Below is a block of data; give all of it again word for word.

[Figure data in JSON]
## begin
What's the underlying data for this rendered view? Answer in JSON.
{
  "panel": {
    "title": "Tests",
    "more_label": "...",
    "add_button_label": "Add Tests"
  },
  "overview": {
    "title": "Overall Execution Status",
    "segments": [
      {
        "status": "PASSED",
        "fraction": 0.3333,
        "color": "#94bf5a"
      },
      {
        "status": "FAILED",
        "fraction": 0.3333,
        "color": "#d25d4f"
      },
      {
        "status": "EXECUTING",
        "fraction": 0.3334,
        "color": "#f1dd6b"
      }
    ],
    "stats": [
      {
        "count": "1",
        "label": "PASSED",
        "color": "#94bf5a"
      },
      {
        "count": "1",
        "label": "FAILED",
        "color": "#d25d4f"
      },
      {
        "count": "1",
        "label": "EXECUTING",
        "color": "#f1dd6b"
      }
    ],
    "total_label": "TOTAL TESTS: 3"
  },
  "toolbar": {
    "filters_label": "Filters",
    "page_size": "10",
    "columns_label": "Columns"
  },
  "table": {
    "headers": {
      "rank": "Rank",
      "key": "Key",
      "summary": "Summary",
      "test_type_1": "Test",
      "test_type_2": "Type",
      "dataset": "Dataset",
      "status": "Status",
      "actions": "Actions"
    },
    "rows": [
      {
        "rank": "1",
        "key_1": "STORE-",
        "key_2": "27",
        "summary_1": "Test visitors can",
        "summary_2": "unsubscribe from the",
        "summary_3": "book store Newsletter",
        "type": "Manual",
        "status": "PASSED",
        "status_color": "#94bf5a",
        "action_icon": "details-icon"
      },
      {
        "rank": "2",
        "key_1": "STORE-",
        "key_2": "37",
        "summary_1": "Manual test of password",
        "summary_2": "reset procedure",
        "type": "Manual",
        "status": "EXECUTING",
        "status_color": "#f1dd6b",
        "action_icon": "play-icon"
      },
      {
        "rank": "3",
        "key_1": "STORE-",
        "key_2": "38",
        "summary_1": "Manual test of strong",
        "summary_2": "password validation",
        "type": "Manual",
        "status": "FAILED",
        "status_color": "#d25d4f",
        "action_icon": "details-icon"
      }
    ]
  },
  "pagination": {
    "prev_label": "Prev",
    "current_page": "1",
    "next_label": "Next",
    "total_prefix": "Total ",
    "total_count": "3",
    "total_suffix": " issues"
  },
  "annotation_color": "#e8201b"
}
## end
SOLUTION FOR THIS TASK
What's the underlying data for this rendered view? Answer in JSON.
{
  "panel": {
    "title": "Tests",
    "more_label": "...",
    "add_button_label": "Add Tests"
  },
  "overview": {
    "title": "Overall Execution Status",
    "segments": [
      {
        "status": "PASSED",
        "fraction": 0.3333,
        "color": "#94bf5a"
      },
      {
        "status": "FAILED",
        "fraction": 0.3333,
        "color": "#d25d4f"
      },
      {
        "status": "EXECUTING",
        "fraction": 0.3334,
        "color": "#f1dd6b"
      }
    ],
    "stats": [
      {
        "count": "1",
        "label": "PASSED",
        "color": "#94bf5a"
      },
      {
        "count": "1",
        "label": "FAILED",
        "color": "#d25d4f"
      },
      {
        "count": "1",
        "label": "EXECUTING",
        "color": "#f1dd6b"
      }
    ],
    "total_label": "TOTAL TESTS: 3"
  },
  "toolbar": {
    "filters_label": "Filters",
    "page_size": "10",
    "columns_label": "Columns"
  },
  "table": {
    "headers": {
      "rank": "Rank",
      "key": "Key",
      "summary": "Summary",
      "test_type_1": "Test",
      "test_type_2": "Type",
      "dataset": "Dataset",
      "status": "Status",
      "actions": "Actions"
    },
    "rows": [
      {
        "rank": "1",
        "key_1": "STORE-",
        "key_2": "27",
        "summary_1": "Test visitors can",
        "summary_2": "unsubscribe from the",
        "summary_3": "book store Newsletter",
        "type": "Manual",
        "status": "PASSED",
        "status_color": "#94bf5a",
        "action_icon": "details-icon"
      },
      {
        "rank": "2",
        "key_1": "STORE-",
        "key_2": "37",
        "summary_1": "Manual test of password",
        "summary_2": "reset procedure",
        "type": "Manual",
        "status": "EXECUTING",
        "status_color": "#f1dd6b",
        "action_icon": "play-icon"
      },
      {
        "rank": "3",
        "key_1": "STORE-",
        "key_2": "38",
        "summary_1": "Manual test of strong",
        "summary_2": "password validation",
        "type": "Manual",
        "status": "FAILED",
        "status_color": "#d25d4f",
        "action_icon": "details-icon"
      }
    ]
  },
  "pagination": {
    "prev_label": "Prev",
    "current_page": "1",
    "next_label": "Next",
    "total_prefix": "Total ",
    "total_count": "3",
    "total_suffix": " issues"
  },
  "annotation_color": "#e8201b"
}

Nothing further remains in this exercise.